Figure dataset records
══════════════════════════════
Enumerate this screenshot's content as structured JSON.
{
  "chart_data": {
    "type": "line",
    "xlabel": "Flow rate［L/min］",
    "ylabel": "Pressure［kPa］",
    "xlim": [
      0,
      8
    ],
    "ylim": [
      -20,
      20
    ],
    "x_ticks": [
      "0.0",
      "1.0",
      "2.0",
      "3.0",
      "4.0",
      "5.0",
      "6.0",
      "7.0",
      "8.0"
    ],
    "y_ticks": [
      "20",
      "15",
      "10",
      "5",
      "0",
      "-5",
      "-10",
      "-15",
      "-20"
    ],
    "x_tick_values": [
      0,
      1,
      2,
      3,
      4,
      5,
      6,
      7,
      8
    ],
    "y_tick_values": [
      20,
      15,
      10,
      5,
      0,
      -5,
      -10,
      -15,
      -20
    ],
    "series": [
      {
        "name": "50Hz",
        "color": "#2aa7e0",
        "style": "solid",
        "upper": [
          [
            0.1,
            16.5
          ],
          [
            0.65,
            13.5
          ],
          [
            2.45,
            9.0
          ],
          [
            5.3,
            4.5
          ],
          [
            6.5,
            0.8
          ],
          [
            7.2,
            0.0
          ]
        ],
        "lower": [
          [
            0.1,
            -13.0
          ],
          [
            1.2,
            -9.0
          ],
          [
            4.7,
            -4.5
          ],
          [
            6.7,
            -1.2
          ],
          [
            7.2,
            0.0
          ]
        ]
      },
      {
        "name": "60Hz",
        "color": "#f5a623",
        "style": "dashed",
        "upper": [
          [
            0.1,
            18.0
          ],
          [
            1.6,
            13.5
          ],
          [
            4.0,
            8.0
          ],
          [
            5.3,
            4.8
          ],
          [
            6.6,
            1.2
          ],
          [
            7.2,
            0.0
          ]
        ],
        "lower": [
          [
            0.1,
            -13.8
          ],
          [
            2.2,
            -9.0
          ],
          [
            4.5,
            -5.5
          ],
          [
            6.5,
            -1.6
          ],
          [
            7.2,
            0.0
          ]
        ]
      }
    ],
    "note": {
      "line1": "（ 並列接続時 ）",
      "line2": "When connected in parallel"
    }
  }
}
══════════════════════════════
OBJECTIVE:
Give an exact copy of all the data shown above.

THE OUTPUT:
Enumerate this screenshot's content as structured JSON.
{
  "chart_data": {
    "type": "line",
    "xlabel": "Flow rate［L/min］",
    "ylabel": "Pressure［kPa］",
    "xlim": [
      0,
      8
    ],
    "ylim": [
      -20,
      20
    ],
    "x_ticks": [
      "0.0",
      "1.0",
      "2.0",
      "3.0",
      "4.0",
      "5.0",
      "6.0",
      "7.0",
      "8.0"
    ],
    "y_ticks": [
      "20",
      "15",
      "10",
      "5",
      "0",
      "-5",
      "-10",
      "-15",
      "-20"
    ],
    "x_tick_values": [
      0,
      1,
      2,
      3,
      4,
      5,
      6,
      7,
      8
    ],
    "y_tick_values": [
      20,
      15,
      10,
      5,
      0,
      -5,
      -10,
      -15,
      -20
    ],
    "series": [
      {
        "name": "50Hz",
        "color": "#2aa7e0",
        "style": "solid",
        "upper": [
          [
            0.1,
            16.5
          ],
          [
            0.65,
            13.5
          ],
          [
            2.45,
            9.0
          ],
          [
            5.3,
            4.5
          ],
          [
            6.5,
            0.8
          ],
          [
            7.2,
            0.0
          ]
        ],
        "lower": [
          [
            0.1,
            -13.0
          ],
          [
            1.2,
            -9.0
          ],
          [
            4.7,
            -4.5
          ],
          [
            6.7,
            -1.2
          ],
          [
            7.2,
            0.0
          ]
        ]
      },
      {
        "name": "60Hz",
        "color": "#f5a623",
        "style": "dashed",
        "upper": [
          [
            0.1,
            18.0
          ],
          [
            1.6,
            13.5
          ],
          [
            4.0,
            8.0
          ],
          [
            5.3,
            4.8
          ],
          [
            6.6,
            1.2
          ],
          [
            7.2,
            0.0
          ]
        ],
        "lower": [
          [
            0.1,
            -13.8
          ],
          [
            2.2,
            -9.0
          ],
          [
            4.5,
            -5.5
          ],
          [
            6.5,
            -1.6
          ],
          [
            7.2,
            0.0
          ]
        ]
      }
    ],
    "note": {
      "line1": "（ 並列接続時 ）",
      "line2": "When connected in parallel"
    }
  }
}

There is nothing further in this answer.